▶ [GOAL]:
Return the material exactly as supplied, apart from the pictures, which are omitted.

* begin GIVEN RECORDS *

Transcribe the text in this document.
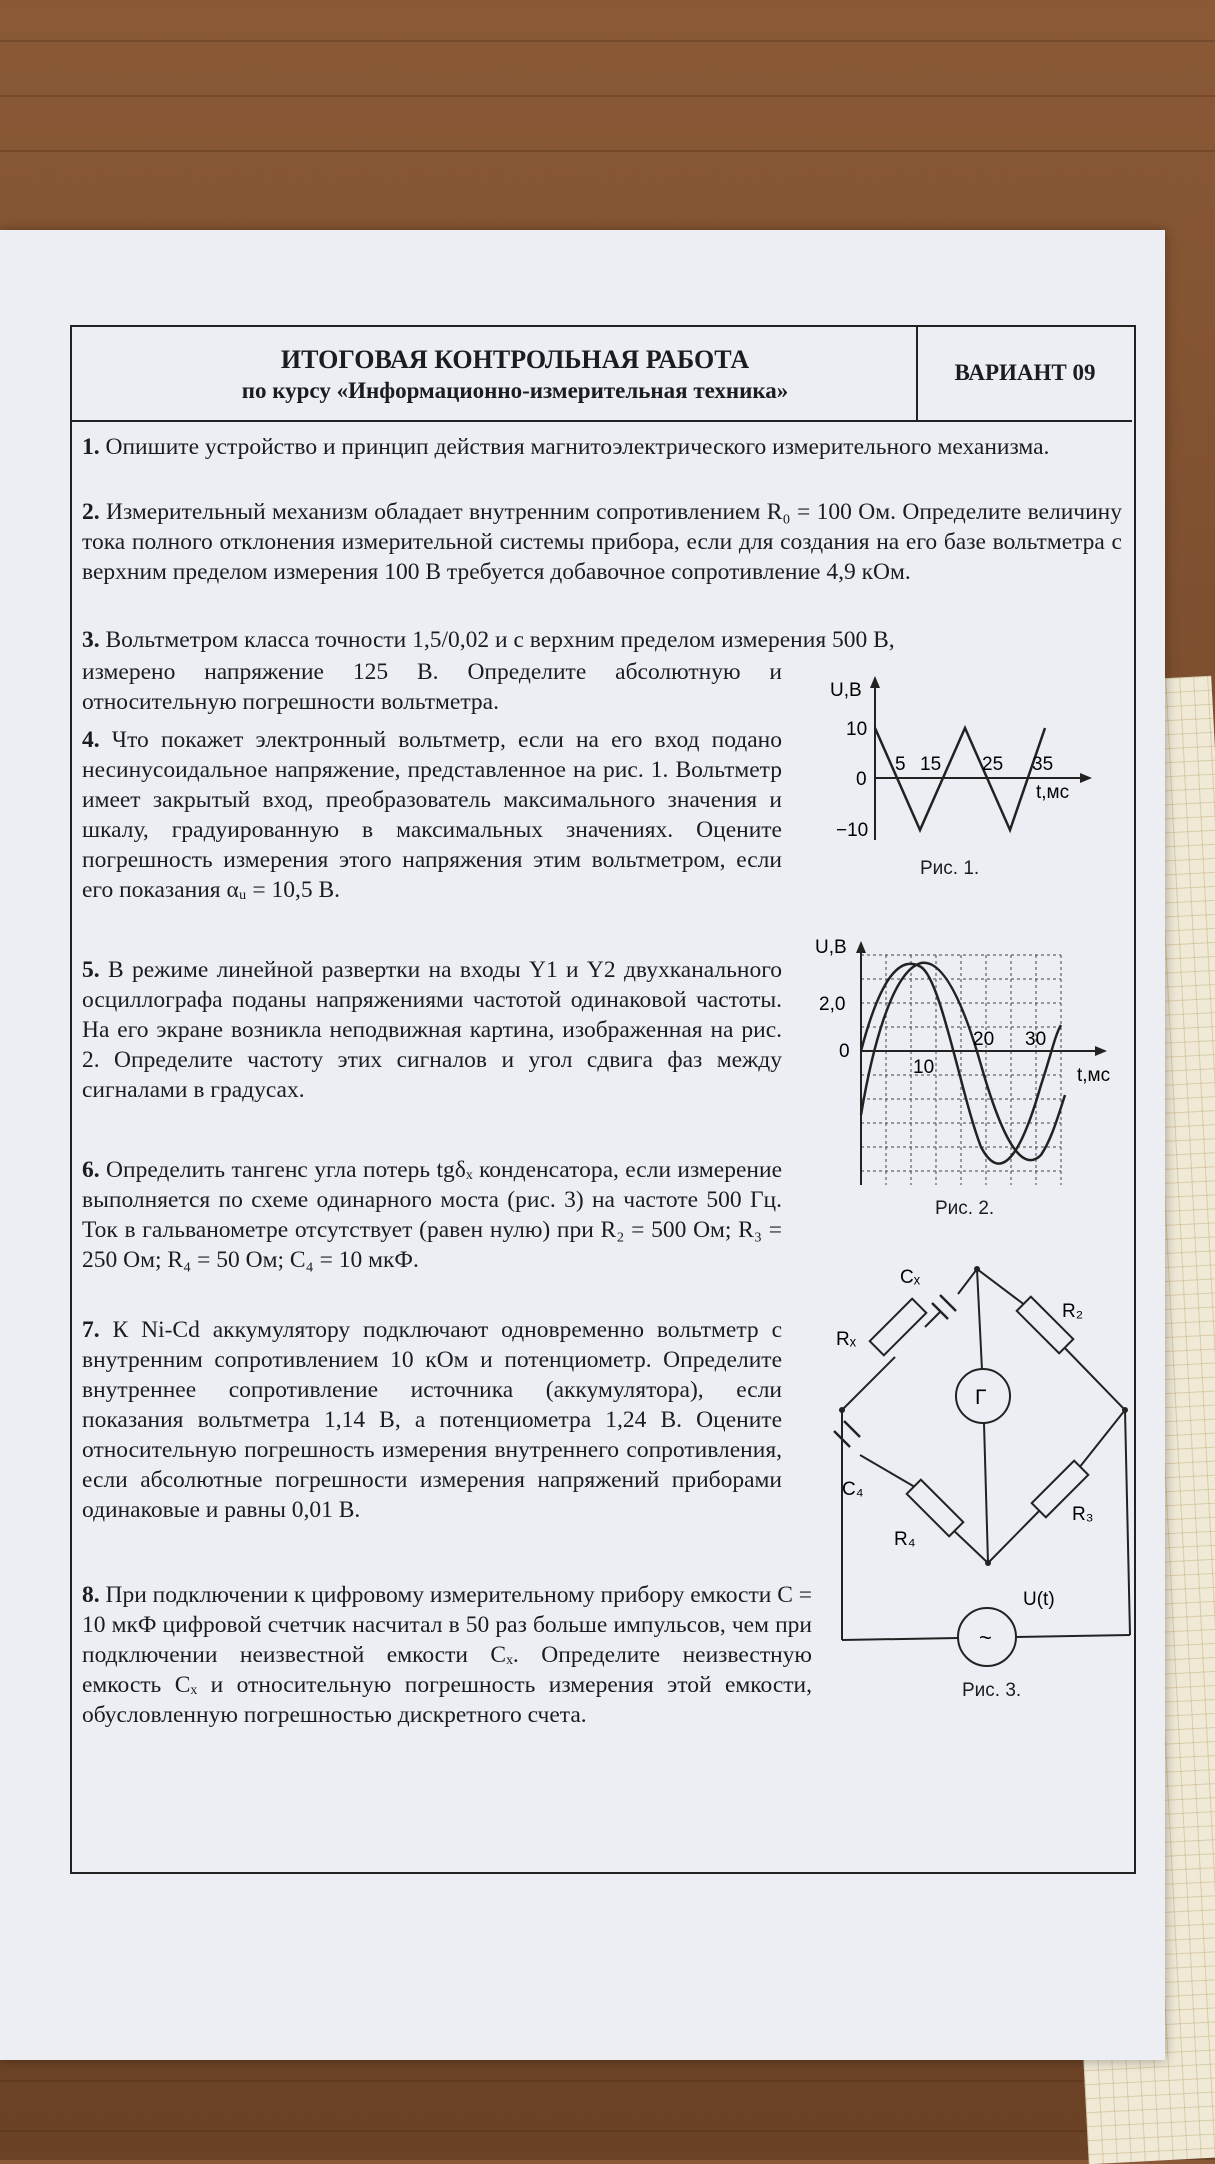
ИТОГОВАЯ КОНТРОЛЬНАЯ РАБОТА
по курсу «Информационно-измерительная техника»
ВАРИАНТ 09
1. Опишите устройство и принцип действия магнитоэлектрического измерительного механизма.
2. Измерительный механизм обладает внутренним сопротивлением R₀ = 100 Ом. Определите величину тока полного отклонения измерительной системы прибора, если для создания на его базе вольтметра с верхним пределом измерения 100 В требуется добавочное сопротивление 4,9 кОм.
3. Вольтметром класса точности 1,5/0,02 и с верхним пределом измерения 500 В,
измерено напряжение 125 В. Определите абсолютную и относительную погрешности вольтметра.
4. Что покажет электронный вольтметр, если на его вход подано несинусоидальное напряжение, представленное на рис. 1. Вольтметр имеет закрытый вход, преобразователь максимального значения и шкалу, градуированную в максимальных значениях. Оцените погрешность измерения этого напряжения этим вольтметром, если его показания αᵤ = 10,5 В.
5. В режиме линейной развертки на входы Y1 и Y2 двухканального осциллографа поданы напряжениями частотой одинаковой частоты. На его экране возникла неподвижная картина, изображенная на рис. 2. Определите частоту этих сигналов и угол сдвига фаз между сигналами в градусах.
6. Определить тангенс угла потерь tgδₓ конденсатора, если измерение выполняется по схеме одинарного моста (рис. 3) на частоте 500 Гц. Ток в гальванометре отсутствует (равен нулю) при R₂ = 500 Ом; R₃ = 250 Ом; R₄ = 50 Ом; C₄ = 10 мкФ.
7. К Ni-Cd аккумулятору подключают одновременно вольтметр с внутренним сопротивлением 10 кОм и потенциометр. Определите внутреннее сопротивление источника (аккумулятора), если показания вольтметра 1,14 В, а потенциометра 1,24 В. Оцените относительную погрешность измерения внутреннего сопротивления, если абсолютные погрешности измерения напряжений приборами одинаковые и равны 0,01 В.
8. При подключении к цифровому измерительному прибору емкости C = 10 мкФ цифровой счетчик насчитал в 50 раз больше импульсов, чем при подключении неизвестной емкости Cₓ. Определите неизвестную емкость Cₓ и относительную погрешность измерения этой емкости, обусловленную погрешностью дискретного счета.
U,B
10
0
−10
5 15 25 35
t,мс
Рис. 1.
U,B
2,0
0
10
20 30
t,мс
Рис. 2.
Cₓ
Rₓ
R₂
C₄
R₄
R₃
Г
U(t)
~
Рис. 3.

* end GIVEN RECORDS *

▶ [REPLY TO THE EXERCISE]:
Transcribe the text in this document.
ИТОГОВАЯ КОНТРОЛЬНАЯ РАБОТА
по курсу «Информационно-измерительная техника»
ВАРИАНТ 09
1. Опишите устройство и принцип действия магнитоэлектрического измерительного механизма.
2. Измерительный механизм обладает внутренним сопротивлением R₀ = 100 Ом. Определите величину тока полного отклонения измерительной системы прибора, если для создания на его базе вольтметра с верхним пределом измерения 100 В требуется добавочное сопротивление 4,9 кОм.
3. Вольтметром класса точности 1,5/0,02 и с верхним пределом измерения 500 В,
измерено напряжение 125 В. Определите абсолютную и относительную погрешности вольтметра.
4. Что покажет электронный вольтметр, если на его вход подано несинусоидальное напряжение, представленное на рис. 1. Вольтметр имеет закрытый вход, преобразователь максимального значения и шкалу, градуированную в максимальных значениях. Оцените погрешность измерения этого напряжения этим вольтметром, если его показания αᵤ = 10,5 В.
5. В режиме линейной развертки на входы Y1 и Y2 двухканального осциллографа поданы напряжениями частотой одинаковой частоты. На его экране возникла неподвижная картина, изображенная на рис. 2. Определите частоту этих сигналов и угол сдвига фаз между сигналами в градусах.
6. Определить тангенс угла потерь tgδₓ конденсатора, если измерение выполняется по схеме одинарного моста (рис. 3) на частоте 500 Гц. Ток в гальванометре отсутствует (равен нулю) при R₂ = 500 Ом; R₃ = 250 Ом; R₄ = 50 Ом; C₄ = 10 мкФ.
7. К Ni-Cd аккумулятору подключают одновременно вольтметр с внутренним сопротивлением 10 кОм и потенциометр. Определите внутреннее сопротивление источника (аккумулятора), если показания вольтметра 1,14 В, а потенциометра 1,24 В. Оцените относительную погрешность измерения внутреннего сопротивления, если абсолютные погрешности измерения напряжений приборами одинаковые и равны 0,01 В.
8. При подключении к цифровому измерительному прибору емкости C = 10 мкФ цифровой счетчик насчитал в 50 раз больше импульсов, чем при подключении неизвестной емкости Cₓ. Определите неизвестную емкость Cₓ и относительную погрешность измерения этой емкости, обусловленную погрешностью дискретного счета.
U,B
10
0
−10
5 15 25 35
t,мс
Рис. 1.
U,B
2,0
0
10
20 30
t,мс
Рис. 2.
Cₓ
Rₓ
R₂
C₄
R₄
R₃
Г
U(t)
~
Рис. 3.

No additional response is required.